Raw records =>
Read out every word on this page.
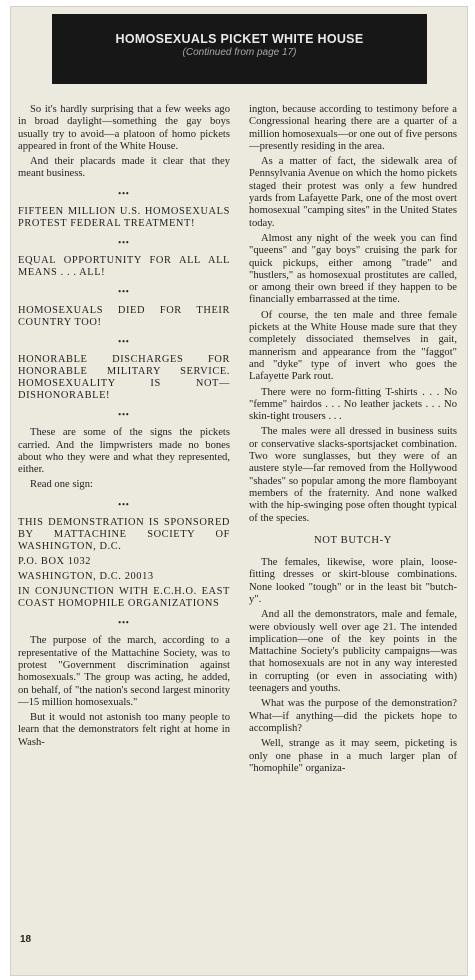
HOMOSEXUALS PICKET WHITE HOUSE
(Continued from page 17)

So it's hardly surprising that a few weeks ago in broad daylight—something the gay boys usually try to avoid—a platoon of homo pickets appeared in front of the White House.

And their placards made it clear that they meant business.

•••

FIFTEEN MILLION U.S. HOMOSEXUALS PROTEST FEDERAL TREATMENT!

•••

EQUAL OPPORTUNITY FOR ALL ALL MEANS . . . ALL!

•••

HOMOSEXUALS DIED FOR THEIR COUNTRY TOO!

•••

HONORABLE DISCHARGES FOR HONORABLE MILITARY SERVICE. HOMOSEXUALITY IS NOT—DISHONORABLE!

•••

These are some of the signs the pickets carried. And the limpwristers made no bones about who they were and what they represented, either.

Read one sign:

•••

THIS DEMONSTRATION IS SPONSORED BY MATTACHINE SOCIETY OF WASHINGTON, D.C.

P.O. BOX 1032

WASHINGTON, D.C. 20013

IN CONJUNCTION WITH E.C.H.O. EAST COAST HOMOPHILE ORGANIZATIONS

•••

The purpose of the march, according to a representative of the Mattachine Society, was to protest "Government discrimination against homosexuals." The group was acting, he added, on behalf, of "the nation's second largest minority—15 million homosexuals."

But it would not astonish too many people to learn that the demonstrators felt right at home in Wash-

ington, because according to testimony before a Congressional hearing there are a quarter of a million homosexuals—or one out of five persons—presently residing in the area.

As a matter of fact, the sidewalk area of Pennsylvania Avenue on which the homo pickets staged their protest was only a few hundred yards from Lafayette Park, one of the most overt homosexual "camping sites" in the United States today.

Almost any night of the week you can find "queens" and "gay boys" cruising the park for quick pickups, either among "trade" and "hustlers," as homosexual prostitutes are called, or among their own breed if they happen to be financially embarrassed at the time.

Of course, the ten male and three female pickets at the White House made sure that they completely dissociated themselves in gait, mannerism and appearance from the "faggot" and "dyke" type of invert who goes the Lafayette Park rout.

There were no form-fitting T-shirts . . . No "femme" hairdos . . . No leather jackets . . . No skin-tight trousers . . .

The males were all dressed in business suits or conservative slacks-sportsjacket combination. Two wore sunglasses, but they were of an austere style—far removed from the Hollywood "shades" so popular among the more flamboyant members of the fraternity. And none walked with the hip-swinging pose often thought typical of the species.

NOT BUTCH-Y

The females, likewise, wore plain, loose-fitting dresses or skirt-blouse combinations. None looked "tough" or in the least bit "butch-y".

And all the demonstrators, male and female, were obviously well over age 21. The intended implication—one of the key points in the Mattachine Society's publicity campaigns—was that homosexuals are not in any way interested in corrupting (or even in associating with) teenagers and youths.

What was the purpose of the demonstration? What—if anything—did the pickets hope to accomplish?

Well, strange as it may seem, picketing is only one phase in a much larger plan of "homophile" organiza-

18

EXERCISE INSTRUCTIONS =>
Of all the lines in the entries, how many contain the word "according"? Give only the number.

IN RESPONSE =>
2